## Entries
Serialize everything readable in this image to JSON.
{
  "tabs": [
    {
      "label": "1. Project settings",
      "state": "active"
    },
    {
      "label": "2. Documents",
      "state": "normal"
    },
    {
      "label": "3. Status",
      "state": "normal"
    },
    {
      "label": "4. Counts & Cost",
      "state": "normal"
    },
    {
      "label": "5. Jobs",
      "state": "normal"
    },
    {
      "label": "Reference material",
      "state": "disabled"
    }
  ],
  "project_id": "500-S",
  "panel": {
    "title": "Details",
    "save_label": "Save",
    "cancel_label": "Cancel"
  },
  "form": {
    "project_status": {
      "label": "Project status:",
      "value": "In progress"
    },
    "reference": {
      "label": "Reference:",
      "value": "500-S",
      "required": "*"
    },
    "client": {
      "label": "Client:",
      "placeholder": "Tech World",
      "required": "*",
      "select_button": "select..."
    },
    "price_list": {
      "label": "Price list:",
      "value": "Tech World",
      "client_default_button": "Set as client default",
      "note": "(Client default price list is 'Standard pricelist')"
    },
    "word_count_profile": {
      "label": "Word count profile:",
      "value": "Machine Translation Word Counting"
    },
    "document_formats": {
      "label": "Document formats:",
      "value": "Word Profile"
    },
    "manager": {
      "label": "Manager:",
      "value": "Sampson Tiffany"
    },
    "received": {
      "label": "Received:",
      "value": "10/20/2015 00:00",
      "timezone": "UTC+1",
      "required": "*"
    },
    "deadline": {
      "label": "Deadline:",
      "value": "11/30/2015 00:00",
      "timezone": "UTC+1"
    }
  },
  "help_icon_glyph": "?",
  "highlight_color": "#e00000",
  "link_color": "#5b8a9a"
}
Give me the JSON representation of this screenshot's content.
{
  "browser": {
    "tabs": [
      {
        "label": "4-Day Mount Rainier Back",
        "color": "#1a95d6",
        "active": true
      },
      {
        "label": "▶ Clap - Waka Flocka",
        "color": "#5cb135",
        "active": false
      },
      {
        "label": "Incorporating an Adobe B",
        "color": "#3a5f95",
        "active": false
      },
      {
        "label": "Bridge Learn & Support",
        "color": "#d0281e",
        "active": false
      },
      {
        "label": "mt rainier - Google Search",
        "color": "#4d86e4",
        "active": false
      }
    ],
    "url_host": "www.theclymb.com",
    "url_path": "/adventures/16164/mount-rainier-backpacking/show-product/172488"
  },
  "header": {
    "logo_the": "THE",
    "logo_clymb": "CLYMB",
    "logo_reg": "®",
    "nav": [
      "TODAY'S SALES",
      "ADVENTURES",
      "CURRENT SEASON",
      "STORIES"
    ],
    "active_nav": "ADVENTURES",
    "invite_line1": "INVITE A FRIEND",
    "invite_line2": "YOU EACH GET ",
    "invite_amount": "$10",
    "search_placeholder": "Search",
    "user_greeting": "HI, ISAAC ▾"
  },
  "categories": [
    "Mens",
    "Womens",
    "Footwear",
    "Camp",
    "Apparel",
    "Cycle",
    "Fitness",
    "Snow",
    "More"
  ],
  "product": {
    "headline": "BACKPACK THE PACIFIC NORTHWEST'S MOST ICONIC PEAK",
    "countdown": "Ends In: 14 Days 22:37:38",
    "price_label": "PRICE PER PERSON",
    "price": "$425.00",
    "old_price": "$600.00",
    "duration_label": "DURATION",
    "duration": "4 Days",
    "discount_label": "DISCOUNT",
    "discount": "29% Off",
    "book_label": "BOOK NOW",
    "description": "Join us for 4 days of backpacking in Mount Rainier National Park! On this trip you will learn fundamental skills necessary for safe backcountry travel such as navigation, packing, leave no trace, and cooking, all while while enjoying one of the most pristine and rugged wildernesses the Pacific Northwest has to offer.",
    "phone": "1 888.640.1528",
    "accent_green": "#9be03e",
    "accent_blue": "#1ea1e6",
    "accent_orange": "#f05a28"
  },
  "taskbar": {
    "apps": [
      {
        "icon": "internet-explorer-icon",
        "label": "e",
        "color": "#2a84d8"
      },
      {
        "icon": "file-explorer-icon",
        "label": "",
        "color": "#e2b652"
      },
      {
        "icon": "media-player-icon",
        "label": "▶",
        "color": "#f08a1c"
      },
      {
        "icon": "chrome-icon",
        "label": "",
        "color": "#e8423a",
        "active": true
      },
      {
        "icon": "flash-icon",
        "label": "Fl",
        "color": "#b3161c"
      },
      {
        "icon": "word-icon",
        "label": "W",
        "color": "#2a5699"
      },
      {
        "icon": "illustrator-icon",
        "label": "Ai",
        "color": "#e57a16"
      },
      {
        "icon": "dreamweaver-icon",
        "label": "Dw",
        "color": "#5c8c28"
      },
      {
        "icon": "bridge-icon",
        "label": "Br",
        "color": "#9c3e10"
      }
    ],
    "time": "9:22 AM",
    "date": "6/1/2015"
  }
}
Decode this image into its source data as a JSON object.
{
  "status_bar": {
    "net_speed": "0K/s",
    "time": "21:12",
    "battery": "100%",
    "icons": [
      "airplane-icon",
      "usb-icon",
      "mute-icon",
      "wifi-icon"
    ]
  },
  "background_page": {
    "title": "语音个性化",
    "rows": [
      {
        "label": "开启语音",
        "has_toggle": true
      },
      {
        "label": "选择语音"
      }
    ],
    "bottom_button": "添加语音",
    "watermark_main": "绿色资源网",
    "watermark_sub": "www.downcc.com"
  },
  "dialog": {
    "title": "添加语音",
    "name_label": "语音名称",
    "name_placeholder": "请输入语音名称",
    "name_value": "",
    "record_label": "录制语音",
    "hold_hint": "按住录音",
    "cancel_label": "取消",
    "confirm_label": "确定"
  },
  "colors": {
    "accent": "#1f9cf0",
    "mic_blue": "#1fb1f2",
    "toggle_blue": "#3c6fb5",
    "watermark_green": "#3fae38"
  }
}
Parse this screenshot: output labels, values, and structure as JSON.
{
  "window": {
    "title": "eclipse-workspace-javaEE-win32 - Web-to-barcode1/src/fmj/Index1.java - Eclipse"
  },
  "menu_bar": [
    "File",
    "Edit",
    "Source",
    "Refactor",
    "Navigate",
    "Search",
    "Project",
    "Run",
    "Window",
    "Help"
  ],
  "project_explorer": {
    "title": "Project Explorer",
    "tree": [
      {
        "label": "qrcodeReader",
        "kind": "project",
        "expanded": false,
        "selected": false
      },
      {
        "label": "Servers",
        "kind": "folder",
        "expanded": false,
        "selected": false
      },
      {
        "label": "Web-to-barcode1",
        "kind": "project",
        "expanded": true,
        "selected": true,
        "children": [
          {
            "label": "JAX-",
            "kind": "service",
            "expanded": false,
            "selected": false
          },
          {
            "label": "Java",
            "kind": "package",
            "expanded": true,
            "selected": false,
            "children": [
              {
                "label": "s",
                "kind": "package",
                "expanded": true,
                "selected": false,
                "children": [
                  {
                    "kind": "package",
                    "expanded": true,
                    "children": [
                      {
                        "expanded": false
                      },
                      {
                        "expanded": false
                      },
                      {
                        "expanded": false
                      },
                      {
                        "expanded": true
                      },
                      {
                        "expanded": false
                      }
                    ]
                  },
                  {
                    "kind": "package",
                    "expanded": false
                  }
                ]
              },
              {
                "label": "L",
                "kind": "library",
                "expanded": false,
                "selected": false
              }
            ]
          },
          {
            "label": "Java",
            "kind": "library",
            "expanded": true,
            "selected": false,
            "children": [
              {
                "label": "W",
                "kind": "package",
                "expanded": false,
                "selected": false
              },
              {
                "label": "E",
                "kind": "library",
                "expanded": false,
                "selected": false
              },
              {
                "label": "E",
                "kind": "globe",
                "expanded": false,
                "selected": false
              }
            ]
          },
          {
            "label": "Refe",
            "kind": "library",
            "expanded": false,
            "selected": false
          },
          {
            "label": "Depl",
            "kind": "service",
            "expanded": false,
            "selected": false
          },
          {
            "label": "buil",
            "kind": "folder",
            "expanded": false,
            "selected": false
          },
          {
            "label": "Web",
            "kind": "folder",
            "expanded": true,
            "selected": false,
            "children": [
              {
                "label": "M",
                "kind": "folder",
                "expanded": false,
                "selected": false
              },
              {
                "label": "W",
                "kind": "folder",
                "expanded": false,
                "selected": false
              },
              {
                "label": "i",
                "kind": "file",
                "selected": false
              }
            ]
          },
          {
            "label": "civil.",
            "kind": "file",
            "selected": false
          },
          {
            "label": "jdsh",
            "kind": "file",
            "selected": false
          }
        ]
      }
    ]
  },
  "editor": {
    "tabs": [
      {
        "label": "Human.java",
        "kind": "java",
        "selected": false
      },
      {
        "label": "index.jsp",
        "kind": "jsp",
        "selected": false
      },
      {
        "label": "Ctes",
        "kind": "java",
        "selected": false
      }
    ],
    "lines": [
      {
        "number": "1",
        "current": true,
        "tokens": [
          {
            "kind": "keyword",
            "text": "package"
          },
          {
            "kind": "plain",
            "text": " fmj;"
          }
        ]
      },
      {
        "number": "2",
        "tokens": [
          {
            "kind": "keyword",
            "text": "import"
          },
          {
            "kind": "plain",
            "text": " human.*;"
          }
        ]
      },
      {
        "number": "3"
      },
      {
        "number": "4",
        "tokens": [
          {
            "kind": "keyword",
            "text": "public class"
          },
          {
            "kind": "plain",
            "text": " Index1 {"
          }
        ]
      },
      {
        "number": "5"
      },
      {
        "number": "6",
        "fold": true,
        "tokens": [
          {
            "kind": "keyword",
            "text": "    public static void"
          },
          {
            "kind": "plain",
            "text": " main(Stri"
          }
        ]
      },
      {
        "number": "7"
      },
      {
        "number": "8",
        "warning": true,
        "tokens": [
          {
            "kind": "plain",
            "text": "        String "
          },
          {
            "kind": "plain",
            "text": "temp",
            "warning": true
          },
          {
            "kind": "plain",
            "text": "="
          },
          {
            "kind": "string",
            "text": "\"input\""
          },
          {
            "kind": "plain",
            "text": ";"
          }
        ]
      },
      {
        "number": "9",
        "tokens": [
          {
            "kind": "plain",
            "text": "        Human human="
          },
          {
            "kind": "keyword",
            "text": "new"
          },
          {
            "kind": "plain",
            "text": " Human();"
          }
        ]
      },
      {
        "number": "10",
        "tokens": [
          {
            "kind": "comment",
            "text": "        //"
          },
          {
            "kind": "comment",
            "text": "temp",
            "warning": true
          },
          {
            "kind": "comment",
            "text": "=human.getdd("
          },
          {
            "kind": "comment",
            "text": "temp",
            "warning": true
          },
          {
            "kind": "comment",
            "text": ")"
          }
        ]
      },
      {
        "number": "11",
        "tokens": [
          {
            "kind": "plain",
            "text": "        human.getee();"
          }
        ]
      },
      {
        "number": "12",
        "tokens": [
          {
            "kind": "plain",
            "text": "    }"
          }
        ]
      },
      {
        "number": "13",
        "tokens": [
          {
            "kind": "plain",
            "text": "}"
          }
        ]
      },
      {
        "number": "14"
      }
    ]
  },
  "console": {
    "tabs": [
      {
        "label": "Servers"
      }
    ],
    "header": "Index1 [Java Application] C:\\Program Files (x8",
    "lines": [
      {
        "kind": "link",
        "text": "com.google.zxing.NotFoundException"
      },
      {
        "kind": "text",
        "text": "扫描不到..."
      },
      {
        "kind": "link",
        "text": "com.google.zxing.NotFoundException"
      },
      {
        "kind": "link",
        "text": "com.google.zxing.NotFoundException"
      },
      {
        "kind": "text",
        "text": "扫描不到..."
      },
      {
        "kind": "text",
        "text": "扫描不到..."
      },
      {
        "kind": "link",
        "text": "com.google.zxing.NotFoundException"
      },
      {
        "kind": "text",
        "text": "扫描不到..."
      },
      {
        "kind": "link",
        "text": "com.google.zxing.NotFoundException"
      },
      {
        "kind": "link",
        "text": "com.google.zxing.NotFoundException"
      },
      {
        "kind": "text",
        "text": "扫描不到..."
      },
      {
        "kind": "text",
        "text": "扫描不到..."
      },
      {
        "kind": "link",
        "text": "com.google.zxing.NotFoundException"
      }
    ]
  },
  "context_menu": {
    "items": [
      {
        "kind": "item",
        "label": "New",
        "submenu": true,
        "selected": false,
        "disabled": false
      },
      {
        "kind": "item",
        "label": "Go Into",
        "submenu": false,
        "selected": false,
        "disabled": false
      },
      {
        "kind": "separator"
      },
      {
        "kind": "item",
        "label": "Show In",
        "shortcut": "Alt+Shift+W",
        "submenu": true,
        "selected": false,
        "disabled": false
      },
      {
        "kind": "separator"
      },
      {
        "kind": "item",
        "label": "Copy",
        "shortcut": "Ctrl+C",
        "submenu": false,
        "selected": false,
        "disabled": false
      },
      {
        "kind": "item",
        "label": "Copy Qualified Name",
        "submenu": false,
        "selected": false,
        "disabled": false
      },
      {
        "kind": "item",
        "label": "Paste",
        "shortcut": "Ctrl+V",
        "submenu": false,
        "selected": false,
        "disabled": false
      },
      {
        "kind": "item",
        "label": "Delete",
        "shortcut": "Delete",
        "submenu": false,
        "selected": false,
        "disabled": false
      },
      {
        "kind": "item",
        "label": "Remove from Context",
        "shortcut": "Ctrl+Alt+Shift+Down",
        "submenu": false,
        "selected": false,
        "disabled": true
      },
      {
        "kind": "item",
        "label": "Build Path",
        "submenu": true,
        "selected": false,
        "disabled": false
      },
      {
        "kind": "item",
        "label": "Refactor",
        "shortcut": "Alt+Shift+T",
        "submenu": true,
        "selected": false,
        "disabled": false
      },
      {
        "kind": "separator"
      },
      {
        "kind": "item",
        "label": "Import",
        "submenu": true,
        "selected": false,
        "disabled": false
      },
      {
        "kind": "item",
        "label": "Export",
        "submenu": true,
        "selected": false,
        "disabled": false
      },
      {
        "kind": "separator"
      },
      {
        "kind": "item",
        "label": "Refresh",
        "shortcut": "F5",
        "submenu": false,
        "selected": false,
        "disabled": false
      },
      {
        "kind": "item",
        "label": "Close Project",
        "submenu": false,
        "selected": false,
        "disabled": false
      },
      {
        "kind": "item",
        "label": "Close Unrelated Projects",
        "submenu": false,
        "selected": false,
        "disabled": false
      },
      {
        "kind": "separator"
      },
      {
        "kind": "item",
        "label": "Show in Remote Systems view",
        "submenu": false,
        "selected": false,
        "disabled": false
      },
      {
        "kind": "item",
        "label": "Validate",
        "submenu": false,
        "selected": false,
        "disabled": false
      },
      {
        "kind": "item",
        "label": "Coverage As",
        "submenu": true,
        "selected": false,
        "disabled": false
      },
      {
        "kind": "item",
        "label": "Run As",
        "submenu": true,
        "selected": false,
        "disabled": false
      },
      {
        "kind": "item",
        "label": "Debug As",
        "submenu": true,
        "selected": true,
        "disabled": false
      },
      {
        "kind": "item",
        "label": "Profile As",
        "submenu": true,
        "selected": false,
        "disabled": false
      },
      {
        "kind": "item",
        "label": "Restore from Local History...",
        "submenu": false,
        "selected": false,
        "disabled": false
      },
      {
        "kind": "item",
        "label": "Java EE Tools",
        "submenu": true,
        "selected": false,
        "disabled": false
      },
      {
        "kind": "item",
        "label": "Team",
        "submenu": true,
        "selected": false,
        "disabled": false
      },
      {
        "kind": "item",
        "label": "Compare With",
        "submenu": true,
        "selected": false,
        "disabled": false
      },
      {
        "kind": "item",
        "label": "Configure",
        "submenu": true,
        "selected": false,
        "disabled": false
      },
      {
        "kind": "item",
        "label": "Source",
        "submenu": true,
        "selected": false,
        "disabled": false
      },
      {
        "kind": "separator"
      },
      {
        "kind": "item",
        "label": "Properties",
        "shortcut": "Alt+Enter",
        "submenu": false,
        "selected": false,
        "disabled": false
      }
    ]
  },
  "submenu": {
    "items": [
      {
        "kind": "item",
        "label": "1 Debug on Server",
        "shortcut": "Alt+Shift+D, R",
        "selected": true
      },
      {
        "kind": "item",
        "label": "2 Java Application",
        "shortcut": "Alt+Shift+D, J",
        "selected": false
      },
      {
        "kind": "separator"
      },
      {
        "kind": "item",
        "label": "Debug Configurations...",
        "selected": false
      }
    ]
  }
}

## What is asked
Of the lines above, copy each that contains "product".

## Solution for this task
    "url_path": "/adventures/16164/mount-rainier-backpacking/show-product/172488"
  "product": {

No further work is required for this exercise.